**Given exercise**: Here are some records; return them all exactly.

**The records**:

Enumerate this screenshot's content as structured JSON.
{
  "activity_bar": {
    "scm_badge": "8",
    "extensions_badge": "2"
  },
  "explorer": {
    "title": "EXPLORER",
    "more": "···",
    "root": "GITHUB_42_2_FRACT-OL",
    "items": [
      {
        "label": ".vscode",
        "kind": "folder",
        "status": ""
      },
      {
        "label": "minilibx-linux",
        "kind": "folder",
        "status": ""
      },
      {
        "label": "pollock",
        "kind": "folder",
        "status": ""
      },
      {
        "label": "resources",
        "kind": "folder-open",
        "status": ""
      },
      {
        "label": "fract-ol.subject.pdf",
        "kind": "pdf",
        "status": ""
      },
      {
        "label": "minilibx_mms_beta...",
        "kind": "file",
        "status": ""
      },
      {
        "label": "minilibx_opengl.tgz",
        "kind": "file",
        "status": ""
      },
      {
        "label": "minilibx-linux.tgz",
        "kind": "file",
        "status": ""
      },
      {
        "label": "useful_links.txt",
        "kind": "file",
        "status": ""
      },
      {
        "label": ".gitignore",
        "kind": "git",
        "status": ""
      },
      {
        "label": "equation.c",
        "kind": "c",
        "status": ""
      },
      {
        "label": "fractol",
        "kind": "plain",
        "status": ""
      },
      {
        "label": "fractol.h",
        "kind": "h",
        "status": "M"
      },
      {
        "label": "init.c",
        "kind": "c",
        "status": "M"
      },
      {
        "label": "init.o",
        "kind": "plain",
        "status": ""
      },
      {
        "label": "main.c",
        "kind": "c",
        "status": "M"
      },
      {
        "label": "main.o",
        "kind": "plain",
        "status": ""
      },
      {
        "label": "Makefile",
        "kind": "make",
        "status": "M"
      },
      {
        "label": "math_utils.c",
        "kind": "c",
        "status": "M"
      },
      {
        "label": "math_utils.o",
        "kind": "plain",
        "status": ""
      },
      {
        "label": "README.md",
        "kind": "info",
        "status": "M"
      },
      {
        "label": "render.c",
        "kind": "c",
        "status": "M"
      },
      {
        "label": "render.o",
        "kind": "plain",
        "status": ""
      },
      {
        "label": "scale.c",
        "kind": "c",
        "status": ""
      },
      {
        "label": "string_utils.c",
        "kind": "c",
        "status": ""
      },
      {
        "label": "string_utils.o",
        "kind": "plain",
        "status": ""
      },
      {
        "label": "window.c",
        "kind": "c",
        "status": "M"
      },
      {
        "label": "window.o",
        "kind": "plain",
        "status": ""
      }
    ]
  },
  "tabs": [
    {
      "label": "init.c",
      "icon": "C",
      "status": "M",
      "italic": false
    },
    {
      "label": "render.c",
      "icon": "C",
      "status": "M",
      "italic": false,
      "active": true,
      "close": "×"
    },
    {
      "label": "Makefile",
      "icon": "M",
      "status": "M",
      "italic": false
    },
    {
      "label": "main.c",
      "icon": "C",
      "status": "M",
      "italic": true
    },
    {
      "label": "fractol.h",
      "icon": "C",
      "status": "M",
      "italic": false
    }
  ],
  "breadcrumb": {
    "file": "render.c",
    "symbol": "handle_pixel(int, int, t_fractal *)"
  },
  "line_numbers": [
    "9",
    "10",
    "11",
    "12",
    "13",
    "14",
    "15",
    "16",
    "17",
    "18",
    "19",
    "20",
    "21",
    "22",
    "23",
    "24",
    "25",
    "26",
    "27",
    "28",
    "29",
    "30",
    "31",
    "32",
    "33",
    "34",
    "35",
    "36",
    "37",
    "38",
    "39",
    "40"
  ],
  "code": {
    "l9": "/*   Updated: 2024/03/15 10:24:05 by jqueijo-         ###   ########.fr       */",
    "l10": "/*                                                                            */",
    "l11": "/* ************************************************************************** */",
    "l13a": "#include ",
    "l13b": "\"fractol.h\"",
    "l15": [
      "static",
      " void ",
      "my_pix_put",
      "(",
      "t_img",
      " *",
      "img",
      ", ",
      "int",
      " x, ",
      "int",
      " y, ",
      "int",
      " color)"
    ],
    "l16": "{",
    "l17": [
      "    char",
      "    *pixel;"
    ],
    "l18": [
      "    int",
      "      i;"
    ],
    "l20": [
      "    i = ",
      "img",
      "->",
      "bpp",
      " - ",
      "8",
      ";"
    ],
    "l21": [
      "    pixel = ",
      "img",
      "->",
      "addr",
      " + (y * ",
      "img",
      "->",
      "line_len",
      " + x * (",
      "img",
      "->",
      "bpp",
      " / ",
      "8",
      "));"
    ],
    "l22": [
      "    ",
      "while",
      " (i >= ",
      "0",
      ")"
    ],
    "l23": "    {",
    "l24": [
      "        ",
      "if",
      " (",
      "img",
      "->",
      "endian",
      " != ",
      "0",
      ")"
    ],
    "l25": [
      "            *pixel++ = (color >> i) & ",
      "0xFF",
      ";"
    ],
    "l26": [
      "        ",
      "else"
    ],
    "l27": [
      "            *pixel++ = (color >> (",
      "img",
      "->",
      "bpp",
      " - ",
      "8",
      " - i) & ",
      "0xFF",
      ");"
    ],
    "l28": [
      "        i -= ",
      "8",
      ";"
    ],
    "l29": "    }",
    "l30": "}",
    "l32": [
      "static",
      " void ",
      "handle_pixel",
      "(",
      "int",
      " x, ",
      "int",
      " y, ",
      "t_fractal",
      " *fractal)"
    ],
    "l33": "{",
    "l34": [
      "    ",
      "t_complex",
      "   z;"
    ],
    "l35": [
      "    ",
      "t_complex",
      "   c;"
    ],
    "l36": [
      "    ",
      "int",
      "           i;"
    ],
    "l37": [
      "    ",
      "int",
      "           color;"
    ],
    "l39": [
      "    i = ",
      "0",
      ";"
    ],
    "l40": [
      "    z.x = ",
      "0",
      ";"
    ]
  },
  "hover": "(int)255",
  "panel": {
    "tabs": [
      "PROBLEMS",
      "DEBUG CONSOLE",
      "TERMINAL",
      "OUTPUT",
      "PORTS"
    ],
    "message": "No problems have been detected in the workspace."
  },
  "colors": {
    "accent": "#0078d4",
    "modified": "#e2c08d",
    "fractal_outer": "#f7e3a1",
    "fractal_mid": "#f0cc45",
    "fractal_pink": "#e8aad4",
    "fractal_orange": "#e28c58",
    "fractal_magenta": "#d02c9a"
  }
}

**The reply**:
Enumerate this screenshot's content as structured JSON.
{
  "activity_bar": {
    "scm_badge": "8",
    "extensions_badge": "2"
  },
  "explorer": {
    "title": "EXPLORER",
    "more": "···",
    "root": "GITHUB_42_2_FRACT-OL",
    "items": [
      {
        "label": ".vscode",
        "kind": "folder",
        "status": ""
      },
      {
        "label": "minilibx-linux",
        "kind": "folder",
        "status": ""
      },
      {
        "label": "pollock",
        "kind": "folder",
        "status": ""
      },
      {
        "label": "resources",
        "kind": "folder-open",
        "status": ""
      },
      {
        "label": "fract-ol.subject.pdf",
        "kind": "pdf",
        "status": ""
      },
      {
        "label": "minilibx_mms_beta...",
        "kind": "file",
        "status": ""
      },
      {
        "label": "minilibx_opengl.tgz",
        "kind": "file",
        "status": ""
      },
      {
        "label": "minilibx-linux.tgz",
        "kind": "file",
        "status": ""
      },
      {
        "label": "useful_links.txt",
        "kind": "file",
        "status": ""
      },
      {
        "label": ".gitignore",
        "kind": "git",
        "status": ""
      },
      {
        "label": "equation.c",
        "kind": "c",
        "status": ""
      },
      {
        "label": "fractol",
        "kind": "plain",
        "status": ""
      },
      {
        "label": "fractol.h",
        "kind": "h",
        "status": "M"
      },
      {
        "label": "init.c",
        "kind": "c",
        "status": "M"
      },
      {
        "label": "init.o",
        "kind": "plain",
        "status": ""
      },
      {
        "label": "main.c",
        "kind": "c",
        "status": "M"
      },
      {
        "label": "main.o",
        "kind": "plain",
        "status": ""
      },
      {
        "label": "Makefile",
        "kind": "make",
        "status": "M"
      },
      {
        "label": "math_utils.c",
        "kind": "c",
        "status": "M"
      },
      {
        "label": "math_utils.o",
        "kind": "plain",
        "status": ""
      },
      {
        "label": "README.md",
        "kind": "info",
        "status": "M"
      },
      {
        "label": "render.c",
        "kind": "c",
        "status": "M"
      },
      {
        "label": "render.o",
        "kind": "plain",
        "status": ""
      },
      {
        "label": "scale.c",
        "kind": "c",
        "status": ""
      },
      {
        "label": "string_utils.c",
        "kind": "c",
        "status": ""
      },
      {
        "label": "string_utils.o",
        "kind": "plain",
        "status": ""
      },
      {
        "label": "window.c",
        "kind": "c",
        "status": "M"
      },
      {
        "label": "window.o",
        "kind": "plain",
        "status": ""
      }
    ]
  },
  "tabs": [
    {
      "label": "init.c",
      "icon": "C",
      "status": "M",
      "italic": false
    },
    {
      "label": "render.c",
      "icon": "C",
      "status": "M",
      "italic": false,
      "active": true,
      "close": "×"
    },
    {
      "label": "Makefile",
      "icon": "M",
      "status": "M",
      "italic": false
    },
    {
      "label": "main.c",
      "icon": "C",
      "status": "M",
      "italic": true
    },
    {
      "label": "fractol.h",
      "icon": "C",
      "status": "M",
      "italic": false
    }
  ],
  "breadcrumb": {
    "file": "render.c",
    "symbol": "handle_pixel(int, int, t_fractal *)"
  },
  "line_numbers": [
    "9",
    "10",
    "11",
    "12",
    "13",
    "14",
    "15",
    "16",
    "17",
    "18",
    "19",
    "20",
    "21",
    "22",
    "23",
    "24",
    "25",
    "26",
    "27",
    "28",
    "29",
    "30",
    "31",
    "32",
    "33",
    "34",
    "35",
    "36",
    "37",
    "38",
    "39",
    "40"
  ],
  "code": {
    "l9": "/*   Updated: 2024/03/15 10:24:05 by jqueijo-         ###   ########.fr       */",
    "l10": "/*                                                                            */",
    "l11": "/* ************************************************************************** */",
    "l13a": "#include ",
    "l13b": "\"fractol.h\"",
    "l15": [
      "static",
      " void ",
      "my_pix_put",
      "(",
      "t_img",
      " *",
      "img",
      ", ",
      "int",
      " x, ",
      "int",
      " y, ",
      "int",
      " color)"
    ],
    "l16": "{",
    "l17": [
      "    char",
      "    *pixel;"
    ],
    "l18": [
      "    int",
      "      i;"
    ],
    "l20": [
      "    i = ",
      "img",
      "->",
      "bpp",
      " - ",
      "8",
      ";"
    ],
    "l21": [
      "    pixel = ",
      "img",
      "->",
      "addr",
      " + (y * ",
      "img",
      "->",
      "line_len",
      " + x * (",
      "img",
      "->",
      "bpp",
      " / ",
      "8",
      "));"
    ],
    "l22": [
      "    ",
      "while",
      " (i >= ",
      "0",
      ")"
    ],
    "l23": "    {",
    "l24": [
      "        ",
      "if",
      " (",
      "img",
      "->",
      "endian",
      " != ",
      "0",
      ")"
    ],
    "l25": [
      "            *pixel++ = (color >> i) & ",
      "0xFF",
      ";"
    ],
    "l26": [
      "        ",
      "else"
    ],
    "l27": [
      "            *pixel++ = (color >> (",
      "img",
      "->",
      "bpp",
      " - ",
      "8",
      " - i) & ",
      "0xFF",
      ");"
    ],
    "l28": [
      "        i -= ",
      "8",
      ";"
    ],
    "l29": "    }",
    "l30": "}",
    "l32": [
      "static",
      " void ",
      "handle_pixel",
      "(",
      "int",
      " x, ",
      "int",
      " y, ",
      "t_fractal",
      " *fractal)"
    ],
    "l33": "{",
    "l34": [
      "    ",
      "t_complex",
      "   z;"
    ],
    "l35": [
      "    ",
      "t_complex",
      "   c;"
    ],
    "l36": [
      "    ",
      "int",
      "           i;"
    ],
    "l37": [
      "    ",
      "int",
      "           color;"
    ],
    "l39": [
      "    i = ",
      "0",
      ";"
    ],
    "l40": [
      "    z.x = ",
      "0",
      ";"
    ]
  },
  "hover": "(int)255",
  "panel": {
    "tabs": [
      "PROBLEMS",
      "DEBUG CONSOLE",
      "TERMINAL",
      "OUTPUT",
      "PORTS"
    ],
    "message": "No problems have been detected in the workspace."
  },
  "colors": {
    "accent": "#0078d4",
    "modified": "#e2c08d",
    "fractal_outer": "#f7e3a1",
    "fractal_mid": "#f0cc45",
    "fractal_pink": "#e8aad4",
    "fractal_orange": "#e28c58",
    "fractal_magenta": "#d02c9a"
  }
}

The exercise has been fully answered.